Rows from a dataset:
════════════════

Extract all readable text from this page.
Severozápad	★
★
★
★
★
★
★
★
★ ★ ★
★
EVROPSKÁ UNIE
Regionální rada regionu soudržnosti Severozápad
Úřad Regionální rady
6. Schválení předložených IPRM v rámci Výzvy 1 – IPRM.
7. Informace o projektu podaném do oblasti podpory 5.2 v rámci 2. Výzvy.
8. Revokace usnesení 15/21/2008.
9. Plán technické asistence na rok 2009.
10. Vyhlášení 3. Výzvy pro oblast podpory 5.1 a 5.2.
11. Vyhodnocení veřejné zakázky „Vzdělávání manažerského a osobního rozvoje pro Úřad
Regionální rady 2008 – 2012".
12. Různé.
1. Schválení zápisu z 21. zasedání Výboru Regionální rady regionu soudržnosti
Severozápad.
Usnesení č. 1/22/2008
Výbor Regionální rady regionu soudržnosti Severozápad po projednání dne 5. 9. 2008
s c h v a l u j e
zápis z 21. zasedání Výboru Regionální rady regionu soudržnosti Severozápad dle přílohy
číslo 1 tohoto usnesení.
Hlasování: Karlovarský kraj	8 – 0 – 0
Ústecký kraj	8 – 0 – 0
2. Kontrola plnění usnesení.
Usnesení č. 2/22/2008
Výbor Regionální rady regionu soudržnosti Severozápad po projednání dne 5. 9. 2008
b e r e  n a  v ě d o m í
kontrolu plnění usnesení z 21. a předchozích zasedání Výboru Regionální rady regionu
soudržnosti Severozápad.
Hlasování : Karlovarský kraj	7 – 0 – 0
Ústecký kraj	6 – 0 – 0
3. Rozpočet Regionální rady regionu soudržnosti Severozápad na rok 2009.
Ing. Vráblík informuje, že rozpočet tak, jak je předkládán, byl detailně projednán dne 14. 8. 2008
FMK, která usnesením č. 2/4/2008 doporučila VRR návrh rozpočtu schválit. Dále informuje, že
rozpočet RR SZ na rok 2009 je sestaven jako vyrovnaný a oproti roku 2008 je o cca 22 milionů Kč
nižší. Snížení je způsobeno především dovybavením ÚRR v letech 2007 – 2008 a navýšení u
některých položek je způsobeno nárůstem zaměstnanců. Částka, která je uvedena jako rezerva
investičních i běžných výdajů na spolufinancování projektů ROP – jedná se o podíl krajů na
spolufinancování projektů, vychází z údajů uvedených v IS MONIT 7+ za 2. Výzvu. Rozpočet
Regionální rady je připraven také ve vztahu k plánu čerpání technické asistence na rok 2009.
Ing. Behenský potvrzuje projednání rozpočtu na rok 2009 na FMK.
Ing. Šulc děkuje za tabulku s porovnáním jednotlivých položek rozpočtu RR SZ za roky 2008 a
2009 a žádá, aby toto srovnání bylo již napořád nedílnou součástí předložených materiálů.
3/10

════════════════

__Required work__: Extract all lines as given.

__Task answer__:
Extract all readable text from this page.
Severozápad	★
★
★
★
★
★
★
★
★ ★ ★
★
EVROPSKÁ UNIE
Regionální rada regionu soudržnosti Severozápad
Úřad Regionální rady
6. Schválení předložených IPRM v rámci Výzvy 1 – IPRM.
7. Informace o projektu podaném do oblasti podpory 5.2 v rámci 2. Výzvy.
8. Revokace usnesení 15/21/2008.
9. Plán technické asistence na rok 2009.
10. Vyhlášení 3. Výzvy pro oblast podpory 5.1 a 5.2.
11. Vyhodnocení veřejné zakázky „Vzdělávání manažerského a osobního rozvoje pro Úřad
Regionální rady 2008 – 2012".
12. Různé.
1. Schválení zápisu z 21. zasedání Výboru Regionální rady regionu soudržnosti
Severozápad.
Usnesení č. 1/22/2008
Výbor Regionální rady regionu soudržnosti Severozápad po projednání dne 5. 9. 2008
s c h v a l u j e
zápis z 21. zasedání Výboru Regionální rady regionu soudržnosti Severozápad dle přílohy
číslo 1 tohoto usnesení.
Hlasování: Karlovarský kraj	8 – 0 – 0
Ústecký kraj	8 – 0 – 0
2. Kontrola plnění usnesení.
Usnesení č. 2/22/2008
Výbor Regionální rady regionu soudržnosti Severozápad po projednání dne 5. 9. 2008
b e r e  n a  v ě d o m í
kontrolu plnění usnesení z 21. a předchozích zasedání Výboru Regionální rady regionu
soudržnosti Severozápad.
Hlasování : Karlovarský kraj	7 – 0 – 0
Ústecký kraj	6 – 0 – 0
3. Rozpočet Regionální rady regionu soudržnosti Severozápad na rok 2009.
Ing. Vráblík informuje, že rozpočet tak, jak je předkládán, byl detailně projednán dne 14. 8. 2008
FMK, která usnesením č. 2/4/2008 doporučila VRR návrh rozpočtu schválit. Dále informuje, že
rozpočet RR SZ na rok 2009 je sestaven jako vyrovnaný a oproti roku 2008 je o cca 22 milionů Kč
nižší. Snížení je způsobeno především dovybavením ÚRR v letech 2007 – 2008 a navýšení u
některých položek je způsobeno nárůstem zaměstnanců. Částka, která je uvedena jako rezerva
investičních i běžných výdajů na spolufinancování projektů ROP – jedná se o podíl krajů na
spolufinancování projektů, vychází z údajů uvedených v IS MONIT 7+ za 2. Výzvu. Rozpočet
Regionální rady je připraven také ve vztahu k plánu čerpání technické asistence na rok 2009.
Ing. Behenský potvrzuje projednání rozpočtu na rok 2009 na FMK.
Ing. Šulc děkuje za tabulku s porovnáním jednotlivých položek rozpočtu RR SZ za roky 2008 a
2009 a žádá, aby toto srovnání bylo již napořád nedílnou součástí předložených materiálů.
3/10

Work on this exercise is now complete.